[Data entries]
════════
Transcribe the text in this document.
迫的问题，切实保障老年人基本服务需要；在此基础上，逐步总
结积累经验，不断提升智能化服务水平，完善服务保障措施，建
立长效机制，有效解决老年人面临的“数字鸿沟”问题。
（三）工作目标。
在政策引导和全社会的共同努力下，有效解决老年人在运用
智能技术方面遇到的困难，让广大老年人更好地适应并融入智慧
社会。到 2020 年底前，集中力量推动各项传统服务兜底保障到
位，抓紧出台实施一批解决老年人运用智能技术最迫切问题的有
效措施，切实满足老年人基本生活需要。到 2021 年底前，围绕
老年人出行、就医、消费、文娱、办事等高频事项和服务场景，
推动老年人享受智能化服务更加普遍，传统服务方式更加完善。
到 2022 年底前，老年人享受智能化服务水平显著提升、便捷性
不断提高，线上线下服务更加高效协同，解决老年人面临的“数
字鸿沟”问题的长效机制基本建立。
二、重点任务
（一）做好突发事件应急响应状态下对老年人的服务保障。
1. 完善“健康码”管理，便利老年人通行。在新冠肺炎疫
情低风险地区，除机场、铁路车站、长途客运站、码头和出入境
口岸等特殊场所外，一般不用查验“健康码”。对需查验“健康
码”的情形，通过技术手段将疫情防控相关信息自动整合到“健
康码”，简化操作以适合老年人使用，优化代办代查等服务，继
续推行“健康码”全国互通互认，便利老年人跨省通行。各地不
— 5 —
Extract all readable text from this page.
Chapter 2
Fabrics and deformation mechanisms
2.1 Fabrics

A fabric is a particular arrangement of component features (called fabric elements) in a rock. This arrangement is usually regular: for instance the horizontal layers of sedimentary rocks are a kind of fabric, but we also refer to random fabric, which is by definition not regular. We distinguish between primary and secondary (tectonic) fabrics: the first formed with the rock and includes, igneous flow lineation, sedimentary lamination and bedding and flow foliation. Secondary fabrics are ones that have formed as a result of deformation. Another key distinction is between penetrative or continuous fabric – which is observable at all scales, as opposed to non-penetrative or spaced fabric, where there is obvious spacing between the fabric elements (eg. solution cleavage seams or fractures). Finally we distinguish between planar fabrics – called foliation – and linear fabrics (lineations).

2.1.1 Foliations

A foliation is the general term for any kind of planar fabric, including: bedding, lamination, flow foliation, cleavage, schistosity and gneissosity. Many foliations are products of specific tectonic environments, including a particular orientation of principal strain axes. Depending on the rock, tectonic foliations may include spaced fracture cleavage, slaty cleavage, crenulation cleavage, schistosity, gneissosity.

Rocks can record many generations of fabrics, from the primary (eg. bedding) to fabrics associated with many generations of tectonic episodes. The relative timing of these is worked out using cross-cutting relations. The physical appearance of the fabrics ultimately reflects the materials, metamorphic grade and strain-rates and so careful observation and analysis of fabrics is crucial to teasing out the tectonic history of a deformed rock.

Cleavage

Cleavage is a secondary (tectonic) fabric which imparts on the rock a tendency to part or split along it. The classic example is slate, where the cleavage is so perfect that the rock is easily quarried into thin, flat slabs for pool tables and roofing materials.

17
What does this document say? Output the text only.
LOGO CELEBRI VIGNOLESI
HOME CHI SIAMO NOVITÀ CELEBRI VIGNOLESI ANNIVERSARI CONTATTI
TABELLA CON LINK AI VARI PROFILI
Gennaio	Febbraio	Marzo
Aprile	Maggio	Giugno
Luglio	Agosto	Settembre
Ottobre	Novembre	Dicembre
════════
_Your instructions_
Each record must be repeated exactly as it is.

_Solution to this problem_
Transcribe the text in this document.
迫的问题，切实保障老年人基本服务需要；在此基础上，逐步总
结积累经验，不断提升智能化服务水平，完善服务保障措施，建
立长效机制，有效解决老年人面临的“数字鸿沟”问题。
（三）工作目标。
在政策引导和全社会的共同努力下，有效解决老年人在运用
智能技术方面遇到的困难，让广大老年人更好地适应并融入智慧
社会。到 2020 年底前，集中力量推动各项传统服务兜底保障到
位，抓紧出台实施一批解决老年人运用智能技术最迫切问题的有
效措施，切实满足老年人基本生活需要。到 2021 年底前，围绕
老年人出行、就医、消费、文娱、办事等高频事项和服务场景，
推动老年人享受智能化服务更加普遍，传统服务方式更加完善。
到 2022 年底前，老年人享受智能化服务水平显著提升、便捷性
不断提高，线上线下服务更加高效协同，解决老年人面临的“数
字鸿沟”问题的长效机制基本建立。
二、重点任务
（一）做好突发事件应急响应状态下对老年人的服务保障。
1. 完善“健康码”管理，便利老年人通行。在新冠肺炎疫
情低风险地区，除机场、铁路车站、长途客运站、码头和出入境
口岸等特殊场所外，一般不用查验“健康码”。对需查验“健康
码”的情形，通过技术手段将疫情防控相关信息自动整合到“健
康码”，简化操作以适合老年人使用，优化代办代查等服务，继
续推行“健康码”全国互通互认，便利老年人跨省通行。各地不
— 5 —
Extract all readable text from this page.
Chapter 2
Fabrics and deformation mechanisms
2.1 Fabrics

A fabric is a particular arrangement of component features (called fabric elements) in a rock. This arrangement is usually regular: for instance the horizontal layers of sedimentary rocks are a kind of fabric, but we also refer to random fabric, which is by definition not regular. We distinguish between primary and secondary (tectonic) fabrics: the first formed with the rock and includes, igneous flow lineation, sedimentary lamination and bedding and flow foliation. Secondary fabrics are ones that have formed as a result of deformation. Another key distinction is between penetrative or continuous fabric – which is observable at all scales, as opposed to non-penetrative or spaced fabric, where there is obvious spacing between the fabric elements (eg. solution cleavage seams or fractures). Finally we distinguish between planar fabrics – called foliation – and linear fabrics (lineations).

2.1.1 Foliations

A foliation is the general term for any kind of planar fabric, including: bedding, lamination, flow foliation, cleavage, schistosity and gneissosity. Many foliations are products of specific tectonic environments, including a particular orientation of principal strain axes. Depending on the rock, tectonic foliations may include spaced fracture cleavage, slaty cleavage, crenulation cleavage, schistosity, gneissosity.

Rocks can record many generations of fabrics, from the primary (eg. bedding) to fabrics associated with many generations of tectonic episodes. The relative timing of these is worked out using cross-cutting relations. The physical appearance of the fabrics ultimately reflects the materials, metamorphic grade and strain-rates and so careful observation and analysis of fabrics is crucial to teasing out the tectonic history of a deformed rock.

Cleavage

Cleavage is a secondary (tectonic) fabric which imparts on the rock a tendency to part or split along it. The classic example is slate, where the cleavage is so perfect that the rock is easily quarried into thin, flat slabs for pool tables and roofing materials.

17
What does this document say? Output the text only.
LOGO CELEBRI VIGNOLESI
HOME CHI SIAMO NOVITÀ CELEBRI VIGNOLESI ANNIVERSARI CONTATTI
TABELLA CON LINK AI VARI PROFILI
Gennaio	Febbraio	Marzo
Aprile	Maggio	Giugno
Luglio	Agosto	Settembre
Ottobre	Novembre	Dicembre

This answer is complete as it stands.